§ **GIVEN EXERCISE**: Your task is to retype each line of the data below exactly.

(Data listing)
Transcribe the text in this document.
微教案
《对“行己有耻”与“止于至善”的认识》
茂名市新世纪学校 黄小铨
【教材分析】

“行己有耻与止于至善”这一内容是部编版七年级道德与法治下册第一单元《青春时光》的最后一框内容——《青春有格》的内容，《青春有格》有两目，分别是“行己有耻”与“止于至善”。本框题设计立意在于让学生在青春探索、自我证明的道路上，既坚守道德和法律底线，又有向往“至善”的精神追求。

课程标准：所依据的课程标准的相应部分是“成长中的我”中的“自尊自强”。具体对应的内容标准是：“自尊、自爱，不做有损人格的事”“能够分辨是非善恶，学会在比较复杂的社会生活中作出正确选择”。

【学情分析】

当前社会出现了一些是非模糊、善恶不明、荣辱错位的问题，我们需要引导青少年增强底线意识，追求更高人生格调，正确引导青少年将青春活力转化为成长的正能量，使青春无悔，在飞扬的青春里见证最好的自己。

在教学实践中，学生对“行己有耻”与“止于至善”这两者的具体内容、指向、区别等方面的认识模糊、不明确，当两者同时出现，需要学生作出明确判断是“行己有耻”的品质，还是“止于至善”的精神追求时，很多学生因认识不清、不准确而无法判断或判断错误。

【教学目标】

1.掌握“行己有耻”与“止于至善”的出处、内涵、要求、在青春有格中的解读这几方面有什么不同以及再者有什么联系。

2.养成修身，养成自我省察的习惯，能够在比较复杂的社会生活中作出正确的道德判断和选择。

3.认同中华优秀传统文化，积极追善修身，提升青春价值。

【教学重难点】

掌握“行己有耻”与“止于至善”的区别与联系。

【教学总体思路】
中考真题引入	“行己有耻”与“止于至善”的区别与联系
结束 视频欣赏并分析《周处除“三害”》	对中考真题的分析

§ **REPLY TO THE TASK**:
Transcribe the text in this document.
微教案
《对“行己有耻”与“止于至善”的认识》
茂名市新世纪学校 黄小铨
【教材分析】

“行己有耻与止于至善”这一内容是部编版七年级道德与法治下册第一单元《青春时光》的最后一框内容——《青春有格》的内容，《青春有格》有两目，分别是“行己有耻”与“止于至善”。本框题设计立意在于让学生在青春探索、自我证明的道路上，既坚守道德和法律底线，又有向往“至善”的精神追求。

课程标准：所依据的课程标准的相应部分是“成长中的我”中的“自尊自强”。具体对应的内容标准是：“自尊、自爱，不做有损人格的事”“能够分辨是非善恶，学会在比较复杂的社会生活中作出正确选择”。

【学情分析】

当前社会出现了一些是非模糊、善恶不明、荣辱错位的问题，我们需要引导青少年增强底线意识，追求更高人生格调，正确引导青少年将青春活力转化为成长的正能量，使青春无悔，在飞扬的青春里见证最好的自己。

在教学实践中，学生对“行己有耻”与“止于至善”这两者的具体内容、指向、区别等方面的认识模糊、不明确，当两者同时出现，需要学生作出明确判断是“行己有耻”的品质，还是“止于至善”的精神追求时，很多学生因认识不清、不准确而无法判断或判断错误。

【教学目标】

1.掌握“行己有耻”与“止于至善”的出处、内涵、要求、在青春有格中的解读这几方面有什么不同以及再者有什么联系。

2.养成修身，养成自我省察的习惯，能够在比较复杂的社会生活中作出正确的道德判断和选择。

3.认同中华优秀传统文化，积极追善修身，提升青春价值。

【教学重难点】

掌握“行己有耻”与“止于至善”的区别与联系。

【教学总体思路】
中考真题引入	“行己有耻”与“止于至善”的区别与联系
结束 视频欣赏并分析《周处除“三害”》	对中考真题的分析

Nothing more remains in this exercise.